Pull out every line below that holds the word "activity".

# Given records
□ □ □
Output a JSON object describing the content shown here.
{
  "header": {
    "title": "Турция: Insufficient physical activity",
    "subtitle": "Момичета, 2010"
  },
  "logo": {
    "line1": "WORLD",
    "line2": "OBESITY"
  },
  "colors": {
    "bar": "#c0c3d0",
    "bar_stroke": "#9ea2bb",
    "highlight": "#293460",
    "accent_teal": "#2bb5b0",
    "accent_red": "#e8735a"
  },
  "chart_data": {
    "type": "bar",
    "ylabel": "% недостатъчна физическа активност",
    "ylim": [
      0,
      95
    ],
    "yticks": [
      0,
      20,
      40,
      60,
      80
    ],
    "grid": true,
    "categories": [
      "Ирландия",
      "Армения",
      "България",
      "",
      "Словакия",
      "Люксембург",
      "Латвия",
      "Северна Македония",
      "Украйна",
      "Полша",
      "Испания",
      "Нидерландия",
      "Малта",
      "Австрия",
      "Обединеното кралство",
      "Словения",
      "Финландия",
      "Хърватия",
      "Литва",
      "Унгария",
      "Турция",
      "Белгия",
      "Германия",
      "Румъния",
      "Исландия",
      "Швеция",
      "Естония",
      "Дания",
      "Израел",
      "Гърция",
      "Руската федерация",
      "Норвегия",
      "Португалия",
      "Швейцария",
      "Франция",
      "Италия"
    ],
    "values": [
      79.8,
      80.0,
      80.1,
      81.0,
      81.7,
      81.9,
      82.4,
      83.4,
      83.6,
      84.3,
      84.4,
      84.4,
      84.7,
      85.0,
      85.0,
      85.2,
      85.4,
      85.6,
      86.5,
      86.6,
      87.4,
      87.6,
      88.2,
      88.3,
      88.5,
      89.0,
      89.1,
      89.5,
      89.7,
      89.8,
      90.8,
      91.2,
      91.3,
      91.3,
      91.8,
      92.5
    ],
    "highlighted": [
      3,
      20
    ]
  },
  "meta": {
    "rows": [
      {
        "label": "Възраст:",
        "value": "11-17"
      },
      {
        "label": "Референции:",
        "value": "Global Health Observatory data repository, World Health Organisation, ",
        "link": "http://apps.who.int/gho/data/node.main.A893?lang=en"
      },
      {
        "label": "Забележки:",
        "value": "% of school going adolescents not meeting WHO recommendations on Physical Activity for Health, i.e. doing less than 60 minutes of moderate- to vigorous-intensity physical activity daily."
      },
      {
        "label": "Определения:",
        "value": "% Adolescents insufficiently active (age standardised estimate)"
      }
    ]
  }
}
□ □ □
# Response
    "title": "Турция: Insufficient physical activity",
        "value": "% of school going adolescents not meeting WHO recommendations on Physical Activity for Health, i.e. doing less than 60 minutes of moderate- to vigorous-intensity physical activity daily."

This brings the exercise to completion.